>> Begin Input data
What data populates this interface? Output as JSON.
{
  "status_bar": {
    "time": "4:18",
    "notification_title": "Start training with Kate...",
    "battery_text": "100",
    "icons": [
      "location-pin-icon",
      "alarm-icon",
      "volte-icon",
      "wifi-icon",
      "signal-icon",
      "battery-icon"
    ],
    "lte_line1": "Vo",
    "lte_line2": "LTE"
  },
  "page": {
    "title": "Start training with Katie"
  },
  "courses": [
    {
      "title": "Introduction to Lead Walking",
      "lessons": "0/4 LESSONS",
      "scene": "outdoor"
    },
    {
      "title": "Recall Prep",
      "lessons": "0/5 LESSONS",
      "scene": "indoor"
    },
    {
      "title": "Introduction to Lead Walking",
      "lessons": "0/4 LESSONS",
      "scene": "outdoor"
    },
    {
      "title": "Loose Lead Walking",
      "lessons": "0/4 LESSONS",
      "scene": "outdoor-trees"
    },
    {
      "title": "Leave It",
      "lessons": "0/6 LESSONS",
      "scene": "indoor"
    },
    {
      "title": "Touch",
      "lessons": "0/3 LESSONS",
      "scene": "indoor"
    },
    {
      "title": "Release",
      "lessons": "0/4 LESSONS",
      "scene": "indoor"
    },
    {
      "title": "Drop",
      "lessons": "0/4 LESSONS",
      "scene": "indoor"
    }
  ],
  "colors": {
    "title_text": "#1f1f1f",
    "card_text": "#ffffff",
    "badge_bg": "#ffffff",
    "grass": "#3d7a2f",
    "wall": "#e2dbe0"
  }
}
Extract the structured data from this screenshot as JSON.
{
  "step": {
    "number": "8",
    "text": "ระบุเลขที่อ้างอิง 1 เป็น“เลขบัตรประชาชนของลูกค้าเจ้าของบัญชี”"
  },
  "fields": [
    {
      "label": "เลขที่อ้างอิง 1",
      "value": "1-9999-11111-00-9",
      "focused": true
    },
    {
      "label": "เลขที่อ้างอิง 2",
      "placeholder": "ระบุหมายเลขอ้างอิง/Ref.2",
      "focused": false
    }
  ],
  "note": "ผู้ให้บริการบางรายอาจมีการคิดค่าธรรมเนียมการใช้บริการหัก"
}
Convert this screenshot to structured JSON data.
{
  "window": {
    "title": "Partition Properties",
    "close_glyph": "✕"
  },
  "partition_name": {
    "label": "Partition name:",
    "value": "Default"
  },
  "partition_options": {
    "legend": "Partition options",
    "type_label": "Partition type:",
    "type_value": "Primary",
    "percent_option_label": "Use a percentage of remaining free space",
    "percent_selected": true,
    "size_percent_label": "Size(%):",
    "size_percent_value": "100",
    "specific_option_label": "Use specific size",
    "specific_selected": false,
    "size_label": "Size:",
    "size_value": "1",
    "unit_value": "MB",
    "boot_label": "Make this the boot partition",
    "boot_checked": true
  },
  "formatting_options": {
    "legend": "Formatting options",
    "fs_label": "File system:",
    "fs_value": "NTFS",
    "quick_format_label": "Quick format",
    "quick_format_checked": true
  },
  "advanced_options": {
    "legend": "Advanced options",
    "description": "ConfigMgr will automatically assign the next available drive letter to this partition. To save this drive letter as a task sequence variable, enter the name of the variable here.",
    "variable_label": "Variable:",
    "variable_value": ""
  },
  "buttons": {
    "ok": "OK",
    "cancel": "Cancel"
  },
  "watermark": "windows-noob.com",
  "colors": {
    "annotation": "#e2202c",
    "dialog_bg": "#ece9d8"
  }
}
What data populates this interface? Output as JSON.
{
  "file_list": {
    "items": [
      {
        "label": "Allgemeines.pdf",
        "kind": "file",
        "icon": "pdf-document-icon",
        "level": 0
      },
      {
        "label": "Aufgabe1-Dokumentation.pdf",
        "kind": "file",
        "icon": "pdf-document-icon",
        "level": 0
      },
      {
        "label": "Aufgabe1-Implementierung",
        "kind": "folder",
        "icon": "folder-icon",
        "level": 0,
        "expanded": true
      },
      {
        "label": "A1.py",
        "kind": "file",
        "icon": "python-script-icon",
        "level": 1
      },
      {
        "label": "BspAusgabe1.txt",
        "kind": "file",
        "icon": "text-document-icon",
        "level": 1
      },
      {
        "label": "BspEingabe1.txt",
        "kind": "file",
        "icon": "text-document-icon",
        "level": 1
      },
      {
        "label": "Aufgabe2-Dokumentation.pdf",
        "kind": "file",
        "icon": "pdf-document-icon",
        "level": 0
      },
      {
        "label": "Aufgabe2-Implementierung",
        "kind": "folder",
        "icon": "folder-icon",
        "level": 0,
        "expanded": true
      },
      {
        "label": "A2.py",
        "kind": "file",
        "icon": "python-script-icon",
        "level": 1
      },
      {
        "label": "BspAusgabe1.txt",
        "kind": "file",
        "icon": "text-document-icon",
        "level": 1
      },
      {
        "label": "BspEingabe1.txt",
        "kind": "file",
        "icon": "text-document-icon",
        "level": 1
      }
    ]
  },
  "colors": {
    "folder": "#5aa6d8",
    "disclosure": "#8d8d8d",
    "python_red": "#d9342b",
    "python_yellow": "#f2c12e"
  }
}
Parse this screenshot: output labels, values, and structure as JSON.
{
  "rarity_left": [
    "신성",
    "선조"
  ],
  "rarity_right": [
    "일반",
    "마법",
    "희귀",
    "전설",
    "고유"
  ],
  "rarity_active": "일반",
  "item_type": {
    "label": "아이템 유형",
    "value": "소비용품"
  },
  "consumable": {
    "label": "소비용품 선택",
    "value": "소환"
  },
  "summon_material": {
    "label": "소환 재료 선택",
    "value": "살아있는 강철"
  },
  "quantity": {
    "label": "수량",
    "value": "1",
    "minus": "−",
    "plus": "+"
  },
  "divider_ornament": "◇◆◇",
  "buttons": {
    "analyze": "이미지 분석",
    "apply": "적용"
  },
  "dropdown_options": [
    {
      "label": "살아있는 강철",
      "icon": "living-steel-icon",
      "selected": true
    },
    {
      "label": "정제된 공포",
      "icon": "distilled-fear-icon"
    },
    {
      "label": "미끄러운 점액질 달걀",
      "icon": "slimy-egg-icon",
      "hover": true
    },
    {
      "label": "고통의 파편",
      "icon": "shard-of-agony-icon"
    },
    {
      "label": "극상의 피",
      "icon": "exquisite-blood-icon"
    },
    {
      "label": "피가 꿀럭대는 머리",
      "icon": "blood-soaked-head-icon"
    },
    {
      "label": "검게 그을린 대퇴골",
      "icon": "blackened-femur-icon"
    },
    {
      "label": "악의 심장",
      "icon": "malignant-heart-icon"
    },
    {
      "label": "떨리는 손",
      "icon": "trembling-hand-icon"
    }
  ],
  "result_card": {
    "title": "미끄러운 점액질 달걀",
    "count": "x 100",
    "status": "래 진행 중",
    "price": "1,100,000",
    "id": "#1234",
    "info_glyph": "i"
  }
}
>> End Input data
- [Direction]:
Without changing a word, restate the whole listing.

- [Result for this exercise]:
What data populates this interface? Output as JSON.
{
  "status_bar": {
    "time": "4:18",
    "notification_title": "Start training with Kate...",
    "battery_text": "100",
    "icons": [
      "location-pin-icon",
      "alarm-icon",
      "volte-icon",
      "wifi-icon",
      "signal-icon",
      "battery-icon"
    ],
    "lte_line1": "Vo",
    "lte_line2": "LTE"
  },
  "page": {
    "title": "Start training with Katie"
  },
  "courses": [
    {
      "title": "Introduction to Lead Walking",
      "lessons": "0/4 LESSONS",
      "scene": "outdoor"
    },
    {
      "title": "Recall Prep",
      "lessons": "0/5 LESSONS",
      "scene": "indoor"
    },
    {
      "title": "Introduction to Lead Walking",
      "lessons": "0/4 LESSONS",
      "scene": "outdoor"
    },
    {
      "title": "Loose Lead Walking",
      "lessons": "0/4 LESSONS",
      "scene": "outdoor-trees"
    },
    {
      "title": "Leave It",
      "lessons": "0/6 LESSONS",
      "scene": "indoor"
    },
    {
      "title": "Touch",
      "lessons": "0/3 LESSONS",
      "scene": "indoor"
    },
    {
      "title": "Release",
      "lessons": "0/4 LESSONS",
      "scene": "indoor"
    },
    {
      "title": "Drop",
      "lessons": "0/4 LESSONS",
      "scene": "indoor"
    }
  ],
  "colors": {
    "title_text": "#1f1f1f",
    "card_text": "#ffffff",
    "badge_bg": "#ffffff",
    "grass": "#3d7a2f",
    "wall": "#e2dbe0"
  }
}
Extract the structured data from this screenshot as JSON.
{
  "step": {
    "number": "8",
    "text": "ระบุเลขที่อ้างอิง 1 เป็น“เลขบัตรประชาชนของลูกค้าเจ้าของบัญชี”"
  },
  "fields": [
    {
      "label": "เลขที่อ้างอิง 1",
      "value": "1-9999-11111-00-9",
      "focused": true
    },
    {
      "label": "เลขที่อ้างอิง 2",
      "placeholder": "ระบุหมายเลขอ้างอิง/Ref.2",
      "focused": false
    }
  ],
  "note": "ผู้ให้บริการบางรายอาจมีการคิดค่าธรรมเนียมการใช้บริการหัก"
}
Convert this screenshot to structured JSON data.
{
  "window": {
    "title": "Partition Properties",
    "close_glyph": "✕"
  },
  "partition_name": {
    "label": "Partition name:",
    "value": "Default"
  },
  "partition_options": {
    "legend": "Partition options",
    "type_label": "Partition type:",
    "type_value": "Primary",
    "percent_option_label": "Use a percentage of remaining free space",
    "percent_selected": true,
    "size_percent_label": "Size(%):",
    "size_percent_value": "100",
    "specific_option_label": "Use specific size",
    "specific_selected": false,
    "size_label": "Size:",
    "size_value": "1",
    "unit_value": "MB",
    "boot_label": "Make this the boot partition",
    "boot_checked": true
  },
  "formatting_options": {
    "legend": "Formatting options",
    "fs_label": "File system:",
    "fs_value": "NTFS",
    "quick_format_label": "Quick format",
    "quick_format_checked": true
  },
  "advanced_options": {
    "legend": "Advanced options",
    "description": "ConfigMgr will automatically assign the next available drive letter to this partition. To save this drive letter as a task sequence variable, enter the name of the variable here.",
    "variable_label": "Variable:",
    "variable_value": ""
  },
  "buttons": {
    "ok": "OK",
    "cancel": "Cancel"
  },
  "watermark": "windows-noob.com",
  "colors": {
    "annotation": "#e2202c",
    "dialog_bg": "#ece9d8"
  }
}
What data populates this interface? Output as JSON.
{
  "file_list": {
    "items": [
      {
        "label": "Allgemeines.pdf",
        "kind": "file",
        "icon": "pdf-document-icon",
        "level": 0
      },
      {
        "label": "Aufgabe1-Dokumentation.pdf",
        "kind": "file",
        "icon": "pdf-document-icon",
        "level": 0
      },
      {
        "label": "Aufgabe1-Implementierung",
        "kind": "folder",
        "icon": "folder-icon",
        "level": 0,
        "expanded": true
      },
      {
        "label": "A1.py",
        "kind": "file",
        "icon": "python-script-icon",
        "level": 1
      },
      {
        "label": "BspAusgabe1.txt",
        "kind": "file",
        "icon": "text-document-icon",
        "level": 1
      },
      {
        "label": "BspEingabe1.txt",
        "kind": "file",
        "icon": "text-document-icon",
        "level": 1
      },
      {
        "label": "Aufgabe2-Dokumentation.pdf",
        "kind": "file",
        "icon": "pdf-document-icon",
        "level": 0
      },
      {
        "label": "Aufgabe2-Implementierung",
        "kind": "folder",
        "icon": "folder-icon",
        "level": 0,
        "expanded": true
      },
      {
        "label": "A2.py",
        "kind": "file",
        "icon": "python-script-icon",
        "level": 1
      },
      {
        "label": "BspAusgabe1.txt",
        "kind": "file",
        "icon": "text-document-icon",
        "level": 1
      },
      {
        "label": "BspEingabe1.txt",
        "kind": "file",
        "icon": "text-document-icon",
        "level": 1
      }
    ]
  },
  "colors": {
    "folder": "#5aa6d8",
    "disclosure": "#8d8d8d",
    "python_red": "#d9342b",
    "python_yellow": "#f2c12e"
  }
}
Parse this screenshot: output labels, values, and structure as JSON.
{
  "rarity_left": [
    "신성",
    "선조"
  ],
  "rarity_right": [
    "일반",
    "마법",
    "희귀",
    "전설",
    "고유"
  ],
  "rarity_active": "일반",
  "item_type": {
    "label": "아이템 유형",
    "value": "소비용품"
  },
  "consumable": {
    "label": "소비용품 선택",
    "value": "소환"
  },
  "summon_material": {
    "label": "소환 재료 선택",
    "value": "살아있는 강철"
  },
  "quantity": {
    "label": "수량",
    "value": "1",
    "minus": "−",
    "plus": "+"
  },
  "divider_ornament": "◇◆◇",
  "buttons": {
    "analyze": "이미지 분석",
    "apply": "적용"
  },
  "dropdown_options": [
    {
      "label": "살아있는 강철",
      "icon": "living-steel-icon",
      "selected": true
    },
    {
      "label": "정제된 공포",
      "icon": "distilled-fear-icon"
    },
    {
      "label": "미끄러운 점액질 달걀",
      "icon": "slimy-egg-icon",
      "hover": true
    },
    {
      "label": "고통의 파편",
      "icon": "shard-of-agony-icon"
    },
    {
      "label": "극상의 피",
      "icon": "exquisite-blood-icon"
    },
    {
      "label": "피가 꿀럭대는 머리",
      "icon": "blood-soaked-head-icon"
    },
    {
      "label": "검게 그을린 대퇴골",
      "icon": "blackened-femur-icon"
    },
    {
      "label": "악의 심장",
      "icon": "malignant-heart-icon"
    },
    {
      "label": "떨리는 손",
      "icon": "trembling-hand-icon"
    }
  ],
  "result_card": {
    "title": "미끄러운 점액질 달걀",
    "count": "x 100",
    "status": "래 진행 중",
    "price": "1,100,000",
    "id": "#1234",
    "info_glyph": "i"
  }
}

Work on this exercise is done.